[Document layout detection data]
<<<<
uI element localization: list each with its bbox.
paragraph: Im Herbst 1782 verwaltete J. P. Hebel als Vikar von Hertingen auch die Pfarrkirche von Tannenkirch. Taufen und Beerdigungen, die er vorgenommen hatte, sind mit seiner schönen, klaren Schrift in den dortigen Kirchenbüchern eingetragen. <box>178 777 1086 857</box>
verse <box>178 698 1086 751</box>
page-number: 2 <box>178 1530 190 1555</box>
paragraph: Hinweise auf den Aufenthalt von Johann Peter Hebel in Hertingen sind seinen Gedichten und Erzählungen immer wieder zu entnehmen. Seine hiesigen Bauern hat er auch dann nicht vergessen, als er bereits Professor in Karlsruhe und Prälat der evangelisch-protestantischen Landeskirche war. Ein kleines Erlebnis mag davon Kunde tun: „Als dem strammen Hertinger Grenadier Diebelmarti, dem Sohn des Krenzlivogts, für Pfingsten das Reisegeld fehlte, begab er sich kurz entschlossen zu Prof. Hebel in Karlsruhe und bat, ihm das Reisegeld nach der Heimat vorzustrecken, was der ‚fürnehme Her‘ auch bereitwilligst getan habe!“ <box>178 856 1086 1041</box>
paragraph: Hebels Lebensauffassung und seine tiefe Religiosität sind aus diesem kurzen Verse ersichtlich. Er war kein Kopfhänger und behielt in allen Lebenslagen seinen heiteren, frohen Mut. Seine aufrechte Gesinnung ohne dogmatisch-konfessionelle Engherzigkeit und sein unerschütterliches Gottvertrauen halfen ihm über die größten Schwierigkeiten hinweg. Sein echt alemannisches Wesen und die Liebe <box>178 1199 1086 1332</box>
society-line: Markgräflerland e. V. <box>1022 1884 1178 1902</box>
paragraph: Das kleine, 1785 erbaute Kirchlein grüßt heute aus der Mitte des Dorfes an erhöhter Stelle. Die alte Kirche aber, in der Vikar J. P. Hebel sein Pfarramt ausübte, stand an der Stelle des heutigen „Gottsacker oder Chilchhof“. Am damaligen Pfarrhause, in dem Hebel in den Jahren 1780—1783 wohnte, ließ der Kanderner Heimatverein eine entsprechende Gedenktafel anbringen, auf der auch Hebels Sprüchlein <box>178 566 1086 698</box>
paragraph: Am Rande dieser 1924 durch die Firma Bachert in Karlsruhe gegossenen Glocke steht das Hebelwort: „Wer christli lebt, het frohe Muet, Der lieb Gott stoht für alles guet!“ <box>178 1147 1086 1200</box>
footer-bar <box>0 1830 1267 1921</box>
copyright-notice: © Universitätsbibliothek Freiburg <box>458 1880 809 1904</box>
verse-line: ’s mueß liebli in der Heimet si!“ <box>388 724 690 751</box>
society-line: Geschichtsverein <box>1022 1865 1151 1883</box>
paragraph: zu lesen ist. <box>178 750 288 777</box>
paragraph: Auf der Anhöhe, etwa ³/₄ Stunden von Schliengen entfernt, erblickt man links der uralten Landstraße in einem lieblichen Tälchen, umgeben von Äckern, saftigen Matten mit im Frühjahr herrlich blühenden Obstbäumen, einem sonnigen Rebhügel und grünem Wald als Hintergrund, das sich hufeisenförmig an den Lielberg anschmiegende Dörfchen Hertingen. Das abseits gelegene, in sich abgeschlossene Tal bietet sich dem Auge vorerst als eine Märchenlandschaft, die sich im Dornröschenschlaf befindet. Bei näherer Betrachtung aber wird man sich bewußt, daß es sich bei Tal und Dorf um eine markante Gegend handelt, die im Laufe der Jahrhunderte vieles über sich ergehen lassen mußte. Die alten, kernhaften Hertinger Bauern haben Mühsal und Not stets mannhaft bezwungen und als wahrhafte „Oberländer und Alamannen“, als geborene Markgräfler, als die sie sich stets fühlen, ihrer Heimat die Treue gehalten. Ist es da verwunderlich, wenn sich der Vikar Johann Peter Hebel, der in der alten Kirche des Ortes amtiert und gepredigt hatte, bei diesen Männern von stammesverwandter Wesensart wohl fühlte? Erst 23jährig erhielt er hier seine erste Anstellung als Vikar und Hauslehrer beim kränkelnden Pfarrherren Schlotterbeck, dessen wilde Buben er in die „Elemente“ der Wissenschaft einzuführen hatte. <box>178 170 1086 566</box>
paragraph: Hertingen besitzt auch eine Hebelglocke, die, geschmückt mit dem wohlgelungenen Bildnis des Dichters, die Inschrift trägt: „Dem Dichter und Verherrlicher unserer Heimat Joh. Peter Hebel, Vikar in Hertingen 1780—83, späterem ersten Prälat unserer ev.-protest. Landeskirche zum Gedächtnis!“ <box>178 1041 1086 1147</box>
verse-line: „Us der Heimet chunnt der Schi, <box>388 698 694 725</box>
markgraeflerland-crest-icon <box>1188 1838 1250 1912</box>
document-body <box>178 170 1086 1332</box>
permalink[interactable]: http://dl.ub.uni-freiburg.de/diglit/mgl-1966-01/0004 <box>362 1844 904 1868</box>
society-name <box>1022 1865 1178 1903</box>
>>>>
However many lines the data holds, return each one exactly.

• [Exercise answer]:
uI element localization: list each with its bbox.
paragraph: Im Herbst 1782 verwaltete J. P. Hebel als Vikar von Hertingen auch die Pfarrkirche von Tannenkirch. Taufen und Beerdigungen, die er vorgenommen hatte, sind mit seiner schönen, klaren Schrift in den dortigen Kirchenbüchern eingetragen. <box>178 777 1086 857</box>
verse <box>178 698 1086 751</box>
page-number: 2 <box>178 1530 190 1555</box>
paragraph: Hinweise auf den Aufenthalt von Johann Peter Hebel in Hertingen sind seinen Gedichten und Erzählungen immer wieder zu entnehmen. Seine hiesigen Bauern hat er auch dann nicht vergessen, als er bereits Professor in Karlsruhe und Prälat der evangelisch-protestantischen Landeskirche war. Ein kleines Erlebnis mag davon Kunde tun: „Als dem strammen Hertinger Grenadier Diebelmarti, dem Sohn des Krenzlivogts, für Pfingsten das Reisegeld fehlte, begab er sich kurz entschlossen zu Prof. Hebel in Karlsruhe und bat, ihm das Reisegeld nach der Heimat vorzustrecken, was der ‚fürnehme Her‘ auch bereitwilligst getan habe!“ <box>178 856 1086 1041</box>
paragraph: Hebels Lebensauffassung und seine tiefe Religiosität sind aus diesem kurzen Verse ersichtlich. Er war kein Kopfhänger und behielt in allen Lebenslagen seinen heiteren, frohen Mut. Seine aufrechte Gesinnung ohne dogmatisch-konfessionelle Engherzigkeit und sein unerschütterliches Gottvertrauen halfen ihm über die größten Schwierigkeiten hinweg. Sein echt alemannisches Wesen und die Liebe <box>178 1199 1086 1332</box>
society-line: Markgräflerland e. V. <box>1022 1884 1178 1902</box>
paragraph: Das kleine, 1785 erbaute Kirchlein grüßt heute aus der Mitte des Dorfes an erhöhter Stelle. Die alte Kirche aber, in der Vikar J. P. Hebel sein Pfarramt ausübte, stand an der Stelle des heutigen „Gottsacker oder Chilchhof“. Am damaligen Pfarrhause, in dem Hebel in den Jahren 1780—1783 wohnte, ließ der Kanderner Heimatverein eine entsprechende Gedenktafel anbringen, auf der auch Hebels Sprüchlein <box>178 566 1086 698</box>
paragraph: Am Rande dieser 1924 durch die Firma Bachert in Karlsruhe gegossenen Glocke steht das Hebelwort: „Wer christli lebt, het frohe Muet, Der lieb Gott stoht für alles guet!“ <box>178 1147 1086 1200</box>
footer-bar <box>0 1830 1267 1921</box>
copyright-notice: © Universitätsbibliothek Freiburg <box>458 1880 809 1904</box>
verse-line: ’s mueß liebli in der Heimet si!“ <box>388 724 690 751</box>
society-line: Geschichtsverein <box>1022 1865 1151 1883</box>
paragraph: zu lesen ist. <box>178 750 288 777</box>
paragraph: Auf der Anhöhe, etwa ³/₄ Stunden von Schliengen entfernt, erblickt man links der uralten Landstraße in einem lieblichen Tälchen, umgeben von Äckern, saftigen Matten mit im Frühjahr herrlich blühenden Obstbäumen, einem sonnigen Rebhügel und grünem Wald als Hintergrund, das sich hufeisenförmig an den Lielberg anschmiegende Dörfchen Hertingen. Das abseits gelegene, in sich abgeschlossene Tal bietet sich dem Auge vorerst als eine Märchenlandschaft, die sich im Dornröschenschlaf befindet. Bei näherer Betrachtung aber wird man sich bewußt, daß es sich bei Tal und Dorf um eine markante Gegend handelt, die im Laufe der Jahrhunderte vieles über sich ergehen lassen mußte. Die alten, kernhaften Hertinger Bauern haben Mühsal und Not stets mannhaft bezwungen und als wahrhafte „Oberländer und Alamannen“, als geborene Markgräfler, als die sie sich stets fühlen, ihrer Heimat die Treue gehalten. Ist es da verwunderlich, wenn sich der Vikar Johann Peter Hebel, der in der alten Kirche des Ortes amtiert und gepredigt hatte, bei diesen Männern von stammesverwandter Wesensart wohl fühlte? Erst 23jährig erhielt er hier seine erste Anstellung als Vikar und Hauslehrer beim kränkelnden Pfarrherren Schlotterbeck, dessen wilde Buben er in die „Elemente“ der Wissenschaft einzuführen hatte. <box>178 170 1086 566</box>
paragraph: Hertingen besitzt auch eine Hebelglocke, die, geschmückt mit dem wohlgelungenen Bildnis des Dichters, die Inschrift trägt: „Dem Dichter und Verherrlicher unserer Heimat Joh. Peter Hebel, Vikar in Hertingen 1780—83, späterem ersten Prälat unserer ev.-protest. Landeskirche zum Gedächtnis!“ <box>178 1041 1086 1147</box>
verse-line: „Us der Heimet chunnt der Schi, <box>388 698 694 725</box>
markgraeflerland-crest-icon <box>1188 1838 1250 1912</box>
document-body <box>178 170 1086 1332</box>
permalink[interactable]: http://dl.ub.uni-freiburg.de/diglit/mgl-1966-01/0004 <box>362 1844 904 1868</box>
society-name <box>1022 1865 1178 1903</box>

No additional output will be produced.